The listing beneath should be written out in full, exactly as shown.

Collected data entries
--------------------------------------------------
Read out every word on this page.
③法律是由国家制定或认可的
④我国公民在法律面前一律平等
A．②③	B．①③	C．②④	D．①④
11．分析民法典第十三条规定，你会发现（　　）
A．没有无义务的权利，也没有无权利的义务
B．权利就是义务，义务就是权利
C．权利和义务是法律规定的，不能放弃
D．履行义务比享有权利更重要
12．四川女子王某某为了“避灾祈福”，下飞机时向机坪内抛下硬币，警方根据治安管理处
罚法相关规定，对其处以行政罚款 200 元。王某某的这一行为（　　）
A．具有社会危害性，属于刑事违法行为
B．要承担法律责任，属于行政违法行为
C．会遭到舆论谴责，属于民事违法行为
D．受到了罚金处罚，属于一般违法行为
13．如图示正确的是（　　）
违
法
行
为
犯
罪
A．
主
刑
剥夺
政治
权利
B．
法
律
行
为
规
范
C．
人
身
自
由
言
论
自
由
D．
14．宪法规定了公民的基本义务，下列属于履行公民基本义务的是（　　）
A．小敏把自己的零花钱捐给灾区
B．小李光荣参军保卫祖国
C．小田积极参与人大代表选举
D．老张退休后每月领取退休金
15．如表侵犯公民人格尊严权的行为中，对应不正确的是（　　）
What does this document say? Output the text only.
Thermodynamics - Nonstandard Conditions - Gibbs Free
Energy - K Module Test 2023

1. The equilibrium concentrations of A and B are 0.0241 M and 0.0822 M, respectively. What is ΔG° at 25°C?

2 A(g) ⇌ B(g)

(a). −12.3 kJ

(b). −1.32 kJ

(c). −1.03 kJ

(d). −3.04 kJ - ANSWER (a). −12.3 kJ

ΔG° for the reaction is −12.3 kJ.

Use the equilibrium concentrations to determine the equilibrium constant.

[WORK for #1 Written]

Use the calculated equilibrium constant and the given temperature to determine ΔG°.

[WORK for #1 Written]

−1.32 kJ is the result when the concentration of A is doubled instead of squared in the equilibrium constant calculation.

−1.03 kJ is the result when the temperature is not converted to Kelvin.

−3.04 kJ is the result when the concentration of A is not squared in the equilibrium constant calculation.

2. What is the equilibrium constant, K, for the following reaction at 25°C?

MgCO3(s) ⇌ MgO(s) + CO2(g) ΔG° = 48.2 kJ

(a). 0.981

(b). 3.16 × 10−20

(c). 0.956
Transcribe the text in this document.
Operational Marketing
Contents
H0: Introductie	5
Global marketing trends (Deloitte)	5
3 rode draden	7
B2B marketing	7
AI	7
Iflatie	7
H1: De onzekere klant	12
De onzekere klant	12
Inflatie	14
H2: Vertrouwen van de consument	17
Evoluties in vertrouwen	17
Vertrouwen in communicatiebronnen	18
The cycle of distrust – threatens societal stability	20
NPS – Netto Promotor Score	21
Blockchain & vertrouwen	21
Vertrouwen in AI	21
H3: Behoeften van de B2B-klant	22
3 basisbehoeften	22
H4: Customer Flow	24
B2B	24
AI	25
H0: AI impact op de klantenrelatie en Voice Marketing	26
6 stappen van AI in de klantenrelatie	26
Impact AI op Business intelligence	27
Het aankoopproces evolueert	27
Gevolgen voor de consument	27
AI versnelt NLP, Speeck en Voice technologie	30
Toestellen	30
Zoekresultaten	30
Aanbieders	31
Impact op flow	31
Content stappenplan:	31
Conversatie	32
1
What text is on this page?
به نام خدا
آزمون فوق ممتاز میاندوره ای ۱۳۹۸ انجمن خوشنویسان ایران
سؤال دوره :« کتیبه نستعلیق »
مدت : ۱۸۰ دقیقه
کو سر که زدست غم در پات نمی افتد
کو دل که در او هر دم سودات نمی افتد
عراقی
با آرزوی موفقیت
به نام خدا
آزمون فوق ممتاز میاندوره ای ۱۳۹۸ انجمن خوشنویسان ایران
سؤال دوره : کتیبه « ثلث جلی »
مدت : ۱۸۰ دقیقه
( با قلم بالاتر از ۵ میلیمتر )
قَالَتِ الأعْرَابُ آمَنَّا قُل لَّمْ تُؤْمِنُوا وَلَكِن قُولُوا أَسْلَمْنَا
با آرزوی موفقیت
--------------------------------------------------
§ Task output
Read out every word on this page.
③法律是由国家制定或认可的
④我国公民在法律面前一律平等
A．②③	B．①③	C．②④	D．①④
11．分析民法典第十三条规定，你会发现（　　）
A．没有无义务的权利，也没有无权利的义务
B．权利就是义务，义务就是权利
C．权利和义务是法律规定的，不能放弃
D．履行义务比享有权利更重要
12．四川女子王某某为了“避灾祈福”，下飞机时向机坪内抛下硬币，警方根据治安管理处
罚法相关规定，对其处以行政罚款 200 元。王某某的这一行为（　　）
A．具有社会危害性，属于刑事违法行为
B．要承担法律责任，属于行政违法行为
C．会遭到舆论谴责，属于民事违法行为
D．受到了罚金处罚，属于一般违法行为
13．如图示正确的是（　　）
违
法
行
为
犯
罪
A．
主
刑
剥夺
政治
权利
B．
法
律
行
为
规
范
C．
人
身
自
由
言
论
自
由
D．
14．宪法规定了公民的基本义务，下列属于履行公民基本义务的是（　　）
A．小敏把自己的零花钱捐给灾区
B．小李光荣参军保卫祖国
C．小田积极参与人大代表选举
D．老张退休后每月领取退休金
15．如表侵犯公民人格尊严权的行为中，对应不正确的是（　　）
What does this document say? Output the text only.
Thermodynamics - Nonstandard Conditions - Gibbs Free
Energy - K Module Test 2023

1. The equilibrium concentrations of A and B are 0.0241 M and 0.0822 M, respectively. What is ΔG° at 25°C?

2 A(g) ⇌ B(g)

(a). −12.3 kJ

(b). −1.32 kJ

(c). −1.03 kJ

(d). −3.04 kJ - ANSWER (a). −12.3 kJ

ΔG° for the reaction is −12.3 kJ.

Use the equilibrium concentrations to determine the equilibrium constant.

[WORK for #1 Written]

Use the calculated equilibrium constant and the given temperature to determine ΔG°.

[WORK for #1 Written]

−1.32 kJ is the result when the concentration of A is doubled instead of squared in the equilibrium constant calculation.

−1.03 kJ is the result when the temperature is not converted to Kelvin.

−3.04 kJ is the result when the concentration of A is not squared in the equilibrium constant calculation.

2. What is the equilibrium constant, K, for the following reaction at 25°C?

MgCO3(s) ⇌ MgO(s) + CO2(g) ΔG° = 48.2 kJ

(a). 0.981

(b). 3.16 × 10−20

(c). 0.956
Transcribe the text in this document.
Operational Marketing
Contents
H0: Introductie	5
Global marketing trends (Deloitte)	5
3 rode draden	7
B2B marketing	7
AI	7
Iflatie	7
H1: De onzekere klant	12
De onzekere klant	12
Inflatie	14
H2: Vertrouwen van de consument	17
Evoluties in vertrouwen	17
Vertrouwen in communicatiebronnen	18
The cycle of distrust – threatens societal stability	20
NPS – Netto Promotor Score	21
Blockchain & vertrouwen	21
Vertrouwen in AI	21
H3: Behoeften van de B2B-klant	22
3 basisbehoeften	22
H4: Customer Flow	24
B2B	24
AI	25
H0: AI impact op de klantenrelatie en Voice Marketing	26
6 stappen van AI in de klantenrelatie	26
Impact AI op Business intelligence	27
Het aankoopproces evolueert	27
Gevolgen voor de consument	27
AI versnelt NLP, Speeck en Voice technologie	30
Toestellen	30
Zoekresultaten	30
Aanbieders	31
Impact op flow	31
Content stappenplan:	31
Conversatie	32
1
What text is on this page?
به نام خدا
آزمون فوق ممتاز میاندوره ای ۱۳۹۸ انجمن خوشنویسان ایران
سؤال دوره :« کتیبه نستعلیق »
مدت : ۱۸۰ دقیقه
کو سر که زدست غم در پات نمی افتد
کو دل که در او هر دم سودات نمی افتد
عراقی
با آرزوی موفقیت
به نام خدا
آزمون فوق ممتاز میاندوره ای ۱۳۹۸ انجمن خوشنویسان ایران
سؤال دوره : کتیبه « ثلث جلی »
مدت : ۱۸۰ دقیقه
( با قلم بالاتر از ۵ میلیمتر )
قَالَتِ الأعْرَابُ آمَنَّا قُل لَّمْ تُؤْمِنُوا وَلَكِن قُولُوا أَسْلَمْنَا
با آرزوی موفقیت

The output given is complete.